Passage to read.
BEGIN
38 pages 1 hour read

Christopher Isherwood

Goodbye To Berlin

Fiction | Novel | Adult | Published in 1939

A modern alternative to SparkNotes and CliffsNotes, SuperSummary offers high-quality Study Guides with detailed chapter summaries and analysis of major themes, characters, and more.

Chapter 1Chapter Summaries & Analyses

Chapter 1 Summary: “A Berlin Diary (Autumn 1930)”

The novel opens with Christopher Isherwood, our narrator, looking out of his window, noting scenes of city life in Berlin. He is an Englishman and feels alone in the foreign city. Isherwood describes Frl. Schroeder, his landlady, who is about 55 years old and calls him “Herr Issyvoo.” At one point in time, Frl. Schroeder used to be an independently wealthy woman and was very picky about people she took in as lodgers. Frl. Schroeder now has no room of her own in her own house; she sleeps in the living room behind a screen. Frl. Schroeder has heard that Isherwood was once a medical student and confides in him that she is unhappy about size of her bosom and the strain it puts on her heart.

There are four other lodgers staying in the flat with Isherwood: Frl. Kost, Frl. Mayr, Bobby, and a commercial traveler. Frl. Kost is a prostitute, Bobby is a mixer at a west-end bar called the Troika, and Frl. Mayr is a music-hall jodlerin. Isherwood rarely sees the commercial traveler at all.
END
Try it.
Reproduce the study guide page on Goodbye to Berlin above in full, word for word.

Entries supplied.
BEGIN
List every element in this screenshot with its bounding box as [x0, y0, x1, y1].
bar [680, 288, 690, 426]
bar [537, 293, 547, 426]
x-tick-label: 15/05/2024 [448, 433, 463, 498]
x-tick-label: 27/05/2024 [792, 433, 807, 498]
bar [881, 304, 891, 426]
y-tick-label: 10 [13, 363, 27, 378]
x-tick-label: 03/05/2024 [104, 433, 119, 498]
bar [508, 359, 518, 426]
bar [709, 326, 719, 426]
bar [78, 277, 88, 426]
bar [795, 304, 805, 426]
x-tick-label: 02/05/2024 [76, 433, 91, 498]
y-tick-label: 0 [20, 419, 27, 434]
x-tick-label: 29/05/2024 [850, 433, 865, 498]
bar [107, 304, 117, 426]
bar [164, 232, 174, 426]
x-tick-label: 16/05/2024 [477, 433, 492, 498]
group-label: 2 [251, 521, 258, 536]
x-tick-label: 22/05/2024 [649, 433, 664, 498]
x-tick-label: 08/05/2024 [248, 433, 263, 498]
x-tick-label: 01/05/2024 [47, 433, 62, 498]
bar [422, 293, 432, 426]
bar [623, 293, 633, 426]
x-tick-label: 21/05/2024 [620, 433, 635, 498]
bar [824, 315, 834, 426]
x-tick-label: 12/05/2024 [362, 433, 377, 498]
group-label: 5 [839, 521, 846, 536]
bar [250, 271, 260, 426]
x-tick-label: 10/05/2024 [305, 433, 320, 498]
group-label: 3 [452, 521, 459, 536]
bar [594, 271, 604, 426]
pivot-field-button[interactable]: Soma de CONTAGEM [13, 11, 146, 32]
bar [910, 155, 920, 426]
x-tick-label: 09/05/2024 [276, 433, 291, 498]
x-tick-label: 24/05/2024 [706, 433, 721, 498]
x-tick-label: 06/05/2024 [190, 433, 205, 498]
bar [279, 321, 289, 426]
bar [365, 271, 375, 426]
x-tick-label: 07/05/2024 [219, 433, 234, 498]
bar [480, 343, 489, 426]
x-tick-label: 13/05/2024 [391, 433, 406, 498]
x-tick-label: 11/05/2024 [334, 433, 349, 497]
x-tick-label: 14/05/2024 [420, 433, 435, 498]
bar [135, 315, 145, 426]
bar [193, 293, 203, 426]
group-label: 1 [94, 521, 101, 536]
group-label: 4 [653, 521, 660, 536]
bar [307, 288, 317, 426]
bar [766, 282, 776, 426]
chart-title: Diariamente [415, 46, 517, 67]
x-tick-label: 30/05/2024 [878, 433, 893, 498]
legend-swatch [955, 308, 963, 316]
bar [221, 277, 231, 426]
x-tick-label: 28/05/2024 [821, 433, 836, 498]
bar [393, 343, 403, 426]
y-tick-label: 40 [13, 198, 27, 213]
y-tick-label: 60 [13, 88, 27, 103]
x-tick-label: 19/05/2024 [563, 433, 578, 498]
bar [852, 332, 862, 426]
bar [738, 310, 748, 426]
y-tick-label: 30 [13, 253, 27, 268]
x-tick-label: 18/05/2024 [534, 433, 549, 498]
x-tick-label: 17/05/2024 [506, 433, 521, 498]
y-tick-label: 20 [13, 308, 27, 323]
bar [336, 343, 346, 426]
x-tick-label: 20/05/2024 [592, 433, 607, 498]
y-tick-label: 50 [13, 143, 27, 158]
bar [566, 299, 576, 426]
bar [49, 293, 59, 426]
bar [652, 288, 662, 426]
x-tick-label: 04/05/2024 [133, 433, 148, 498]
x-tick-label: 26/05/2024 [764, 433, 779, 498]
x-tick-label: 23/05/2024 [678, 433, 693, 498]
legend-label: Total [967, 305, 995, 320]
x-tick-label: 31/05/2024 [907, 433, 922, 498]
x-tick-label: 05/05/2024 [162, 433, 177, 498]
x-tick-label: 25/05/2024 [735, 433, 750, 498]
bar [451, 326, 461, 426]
END
Exercise result.
38 pages 1 hour read

Christopher Isherwood

Goodbye To Berlin

Fiction | Novel | Adult | Published in 1939

A modern alternative to SparkNotes and CliffsNotes, SuperSummary offers high-quality Study Guides with detailed chapter summaries and analysis of major themes, characters, and more.

Chapter 1Chapter Summaries & Analyses

Chapter 1 Summary: “A Berlin Diary (Autumn 1930)”

The novel opens with Christopher Isherwood, our narrator, looking out of his window, noting scenes of city life in Berlin. He is an Englishman and feels alone in the foreign city. Isherwood describes Frl. Schroeder, his landlady, who is about 55 years old and calls him “Herr Issyvoo.” At one point in time, Frl. Schroeder used to be an independently wealthy woman and was very picky about people she took in as lodgers. Frl. Schroeder now has no room of her own in her own house; she sleeps in the living room behind a screen. Frl. Schroeder has heard that Isherwood was once a medical student and confides in him that she is unhappy about size of her bosom and the strain it puts on her heart.

There are four other lodgers staying in the flat with Isherwood: Frl. Kost, Frl. Mayr, Bobby, and a commercial traveler. Frl. Kost is a prostitute, Bobby is a mixer at a west-end bar called the Troika, and Frl. Mayr is a music-hall jodlerin. Isherwood rarely sees the commercial traveler at all.